Written problem
Pull every line containing the word "icon" from the records.

Material provided
┌──
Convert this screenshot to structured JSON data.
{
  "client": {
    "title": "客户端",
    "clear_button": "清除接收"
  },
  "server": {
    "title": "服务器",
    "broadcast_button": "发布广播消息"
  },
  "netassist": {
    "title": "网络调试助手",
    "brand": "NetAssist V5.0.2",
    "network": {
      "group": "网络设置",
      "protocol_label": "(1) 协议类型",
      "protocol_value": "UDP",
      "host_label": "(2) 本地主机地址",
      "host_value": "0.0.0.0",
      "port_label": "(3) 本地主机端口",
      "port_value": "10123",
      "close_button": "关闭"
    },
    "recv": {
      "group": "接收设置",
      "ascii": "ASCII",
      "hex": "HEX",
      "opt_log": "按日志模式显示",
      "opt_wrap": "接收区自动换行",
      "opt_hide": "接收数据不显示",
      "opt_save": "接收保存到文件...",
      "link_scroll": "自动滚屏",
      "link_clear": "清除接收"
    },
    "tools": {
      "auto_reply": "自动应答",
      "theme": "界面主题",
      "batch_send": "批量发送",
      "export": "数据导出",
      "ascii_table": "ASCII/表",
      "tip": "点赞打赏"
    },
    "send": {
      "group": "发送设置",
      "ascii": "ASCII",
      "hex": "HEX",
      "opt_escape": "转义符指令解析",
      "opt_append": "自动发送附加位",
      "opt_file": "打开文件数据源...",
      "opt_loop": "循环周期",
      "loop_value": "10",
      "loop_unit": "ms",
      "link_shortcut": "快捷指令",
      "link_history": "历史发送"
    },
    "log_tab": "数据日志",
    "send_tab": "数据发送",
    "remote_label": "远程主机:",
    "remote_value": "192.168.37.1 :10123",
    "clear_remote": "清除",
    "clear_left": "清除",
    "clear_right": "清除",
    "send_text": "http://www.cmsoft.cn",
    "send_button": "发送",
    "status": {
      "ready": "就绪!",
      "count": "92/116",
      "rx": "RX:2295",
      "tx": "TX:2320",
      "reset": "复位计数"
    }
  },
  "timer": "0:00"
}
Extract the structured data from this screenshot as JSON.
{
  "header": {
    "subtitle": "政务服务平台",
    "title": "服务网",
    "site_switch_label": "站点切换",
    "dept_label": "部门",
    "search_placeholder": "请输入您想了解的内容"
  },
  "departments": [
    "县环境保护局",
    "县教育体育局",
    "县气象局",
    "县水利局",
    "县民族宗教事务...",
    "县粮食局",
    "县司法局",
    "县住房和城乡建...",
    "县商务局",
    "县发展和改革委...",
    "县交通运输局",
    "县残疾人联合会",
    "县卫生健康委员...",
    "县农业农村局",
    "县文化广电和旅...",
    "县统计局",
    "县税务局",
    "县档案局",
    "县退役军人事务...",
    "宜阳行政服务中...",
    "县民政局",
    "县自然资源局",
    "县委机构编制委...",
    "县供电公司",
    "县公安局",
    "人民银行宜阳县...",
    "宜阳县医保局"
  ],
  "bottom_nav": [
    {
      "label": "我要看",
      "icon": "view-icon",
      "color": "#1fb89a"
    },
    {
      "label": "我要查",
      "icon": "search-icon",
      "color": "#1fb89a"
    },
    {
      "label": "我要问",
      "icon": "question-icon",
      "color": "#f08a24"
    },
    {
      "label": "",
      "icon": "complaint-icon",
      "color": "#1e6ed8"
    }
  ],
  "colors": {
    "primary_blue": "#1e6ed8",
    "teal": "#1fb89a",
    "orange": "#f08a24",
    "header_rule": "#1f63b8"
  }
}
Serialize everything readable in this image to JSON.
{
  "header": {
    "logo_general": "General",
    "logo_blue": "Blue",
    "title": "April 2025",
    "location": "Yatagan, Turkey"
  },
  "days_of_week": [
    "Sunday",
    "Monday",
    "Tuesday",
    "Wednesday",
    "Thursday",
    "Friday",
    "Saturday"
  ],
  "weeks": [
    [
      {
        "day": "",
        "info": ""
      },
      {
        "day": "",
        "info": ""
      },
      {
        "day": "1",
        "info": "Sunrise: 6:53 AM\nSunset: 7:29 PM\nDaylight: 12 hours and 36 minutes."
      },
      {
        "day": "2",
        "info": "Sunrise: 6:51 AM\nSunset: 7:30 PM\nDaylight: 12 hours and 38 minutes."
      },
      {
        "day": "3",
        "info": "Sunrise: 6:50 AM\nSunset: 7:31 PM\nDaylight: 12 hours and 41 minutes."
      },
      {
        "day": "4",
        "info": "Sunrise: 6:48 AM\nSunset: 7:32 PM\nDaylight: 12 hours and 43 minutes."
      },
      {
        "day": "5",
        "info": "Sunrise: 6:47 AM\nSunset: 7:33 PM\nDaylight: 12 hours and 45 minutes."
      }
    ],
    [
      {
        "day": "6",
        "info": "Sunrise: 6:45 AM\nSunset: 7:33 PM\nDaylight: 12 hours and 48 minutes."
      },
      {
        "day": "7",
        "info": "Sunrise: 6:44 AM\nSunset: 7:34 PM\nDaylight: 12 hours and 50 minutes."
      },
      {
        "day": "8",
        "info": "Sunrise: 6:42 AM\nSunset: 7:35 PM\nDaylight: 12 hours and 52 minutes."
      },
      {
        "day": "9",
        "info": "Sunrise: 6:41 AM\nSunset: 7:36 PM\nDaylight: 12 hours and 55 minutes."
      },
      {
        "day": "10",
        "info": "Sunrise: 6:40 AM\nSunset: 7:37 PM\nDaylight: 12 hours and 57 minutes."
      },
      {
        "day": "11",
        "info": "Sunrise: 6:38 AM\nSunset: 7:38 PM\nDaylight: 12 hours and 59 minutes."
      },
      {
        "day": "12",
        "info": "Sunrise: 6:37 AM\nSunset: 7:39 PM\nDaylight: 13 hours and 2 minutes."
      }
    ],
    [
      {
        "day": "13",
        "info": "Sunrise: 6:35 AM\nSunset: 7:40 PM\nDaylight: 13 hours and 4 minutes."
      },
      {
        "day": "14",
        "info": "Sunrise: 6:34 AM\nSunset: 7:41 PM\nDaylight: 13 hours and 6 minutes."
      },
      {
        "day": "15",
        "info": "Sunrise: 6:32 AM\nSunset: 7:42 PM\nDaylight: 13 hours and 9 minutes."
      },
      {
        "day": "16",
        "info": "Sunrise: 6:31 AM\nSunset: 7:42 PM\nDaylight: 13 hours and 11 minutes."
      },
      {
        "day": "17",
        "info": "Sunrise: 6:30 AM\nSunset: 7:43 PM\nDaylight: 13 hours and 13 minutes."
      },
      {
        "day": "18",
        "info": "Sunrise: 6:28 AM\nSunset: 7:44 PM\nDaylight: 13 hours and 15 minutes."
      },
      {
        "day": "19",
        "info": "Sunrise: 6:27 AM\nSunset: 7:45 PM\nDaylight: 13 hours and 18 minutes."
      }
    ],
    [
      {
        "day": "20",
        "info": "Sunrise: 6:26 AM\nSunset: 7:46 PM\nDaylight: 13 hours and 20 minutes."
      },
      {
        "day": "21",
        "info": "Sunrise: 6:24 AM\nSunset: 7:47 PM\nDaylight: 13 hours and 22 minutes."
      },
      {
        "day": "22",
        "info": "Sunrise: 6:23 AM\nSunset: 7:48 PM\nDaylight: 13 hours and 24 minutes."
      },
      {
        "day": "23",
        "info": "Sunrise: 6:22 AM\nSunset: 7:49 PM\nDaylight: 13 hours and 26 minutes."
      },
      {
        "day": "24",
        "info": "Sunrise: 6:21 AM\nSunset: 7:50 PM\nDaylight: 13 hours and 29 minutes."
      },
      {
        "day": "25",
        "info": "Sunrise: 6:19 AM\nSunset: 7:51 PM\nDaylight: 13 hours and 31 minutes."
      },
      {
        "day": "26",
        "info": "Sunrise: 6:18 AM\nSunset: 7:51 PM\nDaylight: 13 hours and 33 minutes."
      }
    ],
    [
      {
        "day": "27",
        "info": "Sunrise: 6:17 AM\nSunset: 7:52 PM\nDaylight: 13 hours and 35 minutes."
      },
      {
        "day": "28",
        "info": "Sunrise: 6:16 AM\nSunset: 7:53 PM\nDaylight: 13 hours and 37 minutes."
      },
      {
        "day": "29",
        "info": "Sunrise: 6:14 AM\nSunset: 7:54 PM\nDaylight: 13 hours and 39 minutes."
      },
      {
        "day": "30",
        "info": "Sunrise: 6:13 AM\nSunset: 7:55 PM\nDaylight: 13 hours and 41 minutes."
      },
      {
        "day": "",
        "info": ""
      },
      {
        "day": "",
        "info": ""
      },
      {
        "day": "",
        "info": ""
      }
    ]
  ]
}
└──
Task response
      "icon": "view-icon",
      "icon": "search-icon",
      "icon": "question-icon",
      "icon": "complaint-icon",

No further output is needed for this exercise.